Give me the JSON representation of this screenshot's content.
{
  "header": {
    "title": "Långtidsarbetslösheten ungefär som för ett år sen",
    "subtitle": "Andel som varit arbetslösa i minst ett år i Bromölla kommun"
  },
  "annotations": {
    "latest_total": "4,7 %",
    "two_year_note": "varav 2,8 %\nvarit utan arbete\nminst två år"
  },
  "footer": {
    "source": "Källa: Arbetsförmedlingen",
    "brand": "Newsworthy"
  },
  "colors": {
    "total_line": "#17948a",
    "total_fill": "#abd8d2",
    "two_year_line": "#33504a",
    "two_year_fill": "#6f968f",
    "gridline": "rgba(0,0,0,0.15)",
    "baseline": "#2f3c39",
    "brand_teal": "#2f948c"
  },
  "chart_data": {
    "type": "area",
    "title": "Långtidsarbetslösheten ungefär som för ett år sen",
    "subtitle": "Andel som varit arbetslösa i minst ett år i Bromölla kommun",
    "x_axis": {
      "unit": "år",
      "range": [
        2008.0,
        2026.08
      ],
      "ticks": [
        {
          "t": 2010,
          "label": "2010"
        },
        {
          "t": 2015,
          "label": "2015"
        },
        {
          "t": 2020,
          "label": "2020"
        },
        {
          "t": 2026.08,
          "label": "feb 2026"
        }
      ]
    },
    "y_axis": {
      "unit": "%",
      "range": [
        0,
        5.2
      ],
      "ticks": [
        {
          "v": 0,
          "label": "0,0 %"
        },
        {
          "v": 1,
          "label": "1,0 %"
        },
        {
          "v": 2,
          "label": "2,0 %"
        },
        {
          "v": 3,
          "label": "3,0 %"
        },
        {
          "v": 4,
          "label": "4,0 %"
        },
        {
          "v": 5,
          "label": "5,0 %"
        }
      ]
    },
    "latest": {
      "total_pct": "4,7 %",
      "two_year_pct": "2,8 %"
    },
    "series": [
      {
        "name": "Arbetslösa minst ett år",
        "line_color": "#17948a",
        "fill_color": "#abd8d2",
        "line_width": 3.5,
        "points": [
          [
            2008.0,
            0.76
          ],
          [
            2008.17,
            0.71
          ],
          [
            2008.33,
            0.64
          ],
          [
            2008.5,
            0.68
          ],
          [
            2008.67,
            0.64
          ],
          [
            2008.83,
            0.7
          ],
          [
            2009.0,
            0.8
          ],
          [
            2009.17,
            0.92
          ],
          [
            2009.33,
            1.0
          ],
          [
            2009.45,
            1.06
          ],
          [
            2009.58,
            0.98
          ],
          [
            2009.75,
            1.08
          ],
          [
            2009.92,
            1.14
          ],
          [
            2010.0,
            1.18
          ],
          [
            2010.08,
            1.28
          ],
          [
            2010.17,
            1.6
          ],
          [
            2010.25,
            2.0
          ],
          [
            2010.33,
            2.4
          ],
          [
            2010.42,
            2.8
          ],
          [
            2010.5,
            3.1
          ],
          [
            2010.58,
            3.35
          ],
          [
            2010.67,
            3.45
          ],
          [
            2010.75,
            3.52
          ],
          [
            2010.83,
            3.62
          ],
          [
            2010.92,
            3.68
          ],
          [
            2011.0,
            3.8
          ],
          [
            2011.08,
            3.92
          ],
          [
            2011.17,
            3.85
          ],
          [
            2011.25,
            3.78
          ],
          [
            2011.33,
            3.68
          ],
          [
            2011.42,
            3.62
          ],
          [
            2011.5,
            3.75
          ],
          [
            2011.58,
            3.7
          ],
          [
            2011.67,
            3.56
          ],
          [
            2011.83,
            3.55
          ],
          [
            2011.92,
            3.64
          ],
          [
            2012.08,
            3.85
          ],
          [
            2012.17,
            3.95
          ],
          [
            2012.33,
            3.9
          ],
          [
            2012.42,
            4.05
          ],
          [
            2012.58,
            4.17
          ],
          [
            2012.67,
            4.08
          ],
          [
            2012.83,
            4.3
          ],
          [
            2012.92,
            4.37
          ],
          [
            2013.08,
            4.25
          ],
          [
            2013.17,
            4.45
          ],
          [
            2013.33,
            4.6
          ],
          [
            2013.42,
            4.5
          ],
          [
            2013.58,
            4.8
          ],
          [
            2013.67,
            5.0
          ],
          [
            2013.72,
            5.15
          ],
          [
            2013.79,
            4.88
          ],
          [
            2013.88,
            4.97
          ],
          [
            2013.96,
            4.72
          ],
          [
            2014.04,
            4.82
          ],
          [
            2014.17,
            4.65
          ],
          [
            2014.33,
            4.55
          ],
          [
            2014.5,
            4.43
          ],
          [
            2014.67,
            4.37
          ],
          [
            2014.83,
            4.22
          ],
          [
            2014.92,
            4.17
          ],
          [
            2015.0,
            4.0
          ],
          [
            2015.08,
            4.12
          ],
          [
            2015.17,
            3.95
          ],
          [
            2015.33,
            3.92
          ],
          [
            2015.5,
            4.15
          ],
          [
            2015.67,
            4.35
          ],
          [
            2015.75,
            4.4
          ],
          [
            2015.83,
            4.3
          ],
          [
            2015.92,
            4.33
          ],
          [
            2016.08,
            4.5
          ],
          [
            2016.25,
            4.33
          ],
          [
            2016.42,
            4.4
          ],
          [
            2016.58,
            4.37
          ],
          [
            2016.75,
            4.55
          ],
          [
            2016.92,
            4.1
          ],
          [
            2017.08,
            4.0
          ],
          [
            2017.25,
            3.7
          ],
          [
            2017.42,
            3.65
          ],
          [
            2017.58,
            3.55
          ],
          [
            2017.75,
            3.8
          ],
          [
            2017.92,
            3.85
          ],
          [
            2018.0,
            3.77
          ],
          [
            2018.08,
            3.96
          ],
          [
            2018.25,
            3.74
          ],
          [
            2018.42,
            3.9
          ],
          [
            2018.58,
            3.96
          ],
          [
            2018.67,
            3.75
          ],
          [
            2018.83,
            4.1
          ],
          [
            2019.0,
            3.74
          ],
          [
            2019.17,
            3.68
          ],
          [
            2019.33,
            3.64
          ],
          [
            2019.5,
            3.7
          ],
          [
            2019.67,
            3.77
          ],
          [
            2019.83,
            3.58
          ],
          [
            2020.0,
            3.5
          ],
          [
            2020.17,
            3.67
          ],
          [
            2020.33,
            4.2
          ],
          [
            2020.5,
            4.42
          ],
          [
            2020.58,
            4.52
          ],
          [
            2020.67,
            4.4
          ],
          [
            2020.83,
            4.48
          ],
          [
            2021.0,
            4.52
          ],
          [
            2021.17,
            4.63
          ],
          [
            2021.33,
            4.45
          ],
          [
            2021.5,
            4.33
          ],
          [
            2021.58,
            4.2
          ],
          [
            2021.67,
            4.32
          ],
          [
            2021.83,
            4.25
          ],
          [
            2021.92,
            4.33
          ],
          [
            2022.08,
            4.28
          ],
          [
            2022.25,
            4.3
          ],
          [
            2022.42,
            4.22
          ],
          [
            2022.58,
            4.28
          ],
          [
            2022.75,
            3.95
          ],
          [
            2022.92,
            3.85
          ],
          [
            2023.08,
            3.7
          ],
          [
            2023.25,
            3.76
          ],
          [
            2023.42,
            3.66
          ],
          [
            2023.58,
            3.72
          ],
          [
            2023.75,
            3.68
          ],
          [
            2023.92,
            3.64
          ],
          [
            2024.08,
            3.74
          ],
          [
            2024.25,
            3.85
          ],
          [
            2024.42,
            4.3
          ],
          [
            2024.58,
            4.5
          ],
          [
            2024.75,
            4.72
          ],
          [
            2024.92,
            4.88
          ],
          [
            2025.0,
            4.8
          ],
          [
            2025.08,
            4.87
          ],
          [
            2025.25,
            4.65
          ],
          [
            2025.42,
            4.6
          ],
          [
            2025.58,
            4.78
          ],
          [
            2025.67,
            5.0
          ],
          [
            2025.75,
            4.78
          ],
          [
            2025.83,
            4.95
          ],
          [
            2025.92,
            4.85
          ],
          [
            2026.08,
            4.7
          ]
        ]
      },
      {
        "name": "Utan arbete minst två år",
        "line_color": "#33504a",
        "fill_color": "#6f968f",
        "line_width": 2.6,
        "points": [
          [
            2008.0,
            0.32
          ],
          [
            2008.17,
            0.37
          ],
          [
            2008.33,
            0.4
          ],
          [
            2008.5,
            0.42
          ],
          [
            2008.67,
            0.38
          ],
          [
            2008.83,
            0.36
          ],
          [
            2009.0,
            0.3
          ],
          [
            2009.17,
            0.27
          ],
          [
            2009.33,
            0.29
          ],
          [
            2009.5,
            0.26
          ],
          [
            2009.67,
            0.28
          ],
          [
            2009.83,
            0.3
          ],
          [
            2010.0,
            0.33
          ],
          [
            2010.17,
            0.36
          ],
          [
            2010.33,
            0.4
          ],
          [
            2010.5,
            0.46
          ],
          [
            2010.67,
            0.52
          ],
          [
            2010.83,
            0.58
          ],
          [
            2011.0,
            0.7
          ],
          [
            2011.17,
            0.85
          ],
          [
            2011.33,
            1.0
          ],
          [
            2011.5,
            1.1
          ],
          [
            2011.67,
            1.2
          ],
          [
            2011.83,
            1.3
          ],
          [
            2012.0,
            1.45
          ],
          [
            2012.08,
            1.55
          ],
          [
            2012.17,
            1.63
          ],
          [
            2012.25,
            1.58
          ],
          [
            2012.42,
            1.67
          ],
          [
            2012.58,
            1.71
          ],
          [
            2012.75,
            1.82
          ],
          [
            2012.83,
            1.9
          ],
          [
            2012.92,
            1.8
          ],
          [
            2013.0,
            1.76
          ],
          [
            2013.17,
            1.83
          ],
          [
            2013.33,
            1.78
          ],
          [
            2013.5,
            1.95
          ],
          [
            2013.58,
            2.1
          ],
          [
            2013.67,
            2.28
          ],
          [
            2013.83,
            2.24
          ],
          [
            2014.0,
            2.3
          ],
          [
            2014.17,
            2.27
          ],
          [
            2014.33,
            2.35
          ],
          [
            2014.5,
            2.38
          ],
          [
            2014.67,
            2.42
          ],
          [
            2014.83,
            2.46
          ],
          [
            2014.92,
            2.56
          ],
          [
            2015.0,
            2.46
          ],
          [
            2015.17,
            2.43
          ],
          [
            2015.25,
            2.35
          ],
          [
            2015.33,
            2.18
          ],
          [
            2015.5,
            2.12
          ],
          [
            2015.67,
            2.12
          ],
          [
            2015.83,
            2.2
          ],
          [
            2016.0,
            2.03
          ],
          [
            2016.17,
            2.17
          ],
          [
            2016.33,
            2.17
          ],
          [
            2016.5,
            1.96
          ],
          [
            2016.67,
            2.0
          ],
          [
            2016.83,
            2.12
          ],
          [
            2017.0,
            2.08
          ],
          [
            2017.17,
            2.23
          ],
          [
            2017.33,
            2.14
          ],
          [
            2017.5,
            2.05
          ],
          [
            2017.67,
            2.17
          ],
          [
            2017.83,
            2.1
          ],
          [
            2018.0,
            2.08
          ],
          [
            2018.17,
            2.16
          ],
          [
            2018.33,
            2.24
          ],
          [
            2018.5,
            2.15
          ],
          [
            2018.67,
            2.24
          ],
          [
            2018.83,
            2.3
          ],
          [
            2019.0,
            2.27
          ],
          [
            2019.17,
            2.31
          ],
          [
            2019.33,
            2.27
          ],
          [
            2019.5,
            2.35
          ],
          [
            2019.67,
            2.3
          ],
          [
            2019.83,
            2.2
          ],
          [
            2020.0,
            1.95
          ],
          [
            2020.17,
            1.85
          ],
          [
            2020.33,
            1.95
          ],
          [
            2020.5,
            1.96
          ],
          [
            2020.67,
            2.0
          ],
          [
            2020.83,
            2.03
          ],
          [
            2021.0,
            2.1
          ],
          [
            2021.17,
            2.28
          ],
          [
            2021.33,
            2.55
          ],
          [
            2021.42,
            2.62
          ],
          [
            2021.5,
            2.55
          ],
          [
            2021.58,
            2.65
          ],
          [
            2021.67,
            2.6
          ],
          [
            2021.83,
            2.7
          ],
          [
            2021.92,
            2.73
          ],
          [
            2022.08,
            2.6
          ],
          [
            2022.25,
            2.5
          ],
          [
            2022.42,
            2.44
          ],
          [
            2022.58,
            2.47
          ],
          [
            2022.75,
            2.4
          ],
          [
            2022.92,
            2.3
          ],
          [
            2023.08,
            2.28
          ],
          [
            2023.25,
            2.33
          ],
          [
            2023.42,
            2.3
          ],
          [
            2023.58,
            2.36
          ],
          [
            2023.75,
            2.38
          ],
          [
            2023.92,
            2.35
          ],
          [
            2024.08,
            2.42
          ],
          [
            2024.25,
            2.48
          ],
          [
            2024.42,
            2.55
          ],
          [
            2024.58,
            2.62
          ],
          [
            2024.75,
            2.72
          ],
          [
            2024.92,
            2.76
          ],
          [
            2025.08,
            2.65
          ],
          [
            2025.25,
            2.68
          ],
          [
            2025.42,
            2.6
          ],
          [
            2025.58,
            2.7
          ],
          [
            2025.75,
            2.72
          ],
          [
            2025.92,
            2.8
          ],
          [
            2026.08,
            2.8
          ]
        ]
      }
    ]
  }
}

______

Choose all lines containing the string "Bromölla" and copy them out.

-- Exercise answer --
    "subtitle": "Andel som varit arbetslösa i minst ett år i Bromölla kommun"
    "subtitle": "Andel som varit arbetslösa i minst ett år i Bromölla kommun",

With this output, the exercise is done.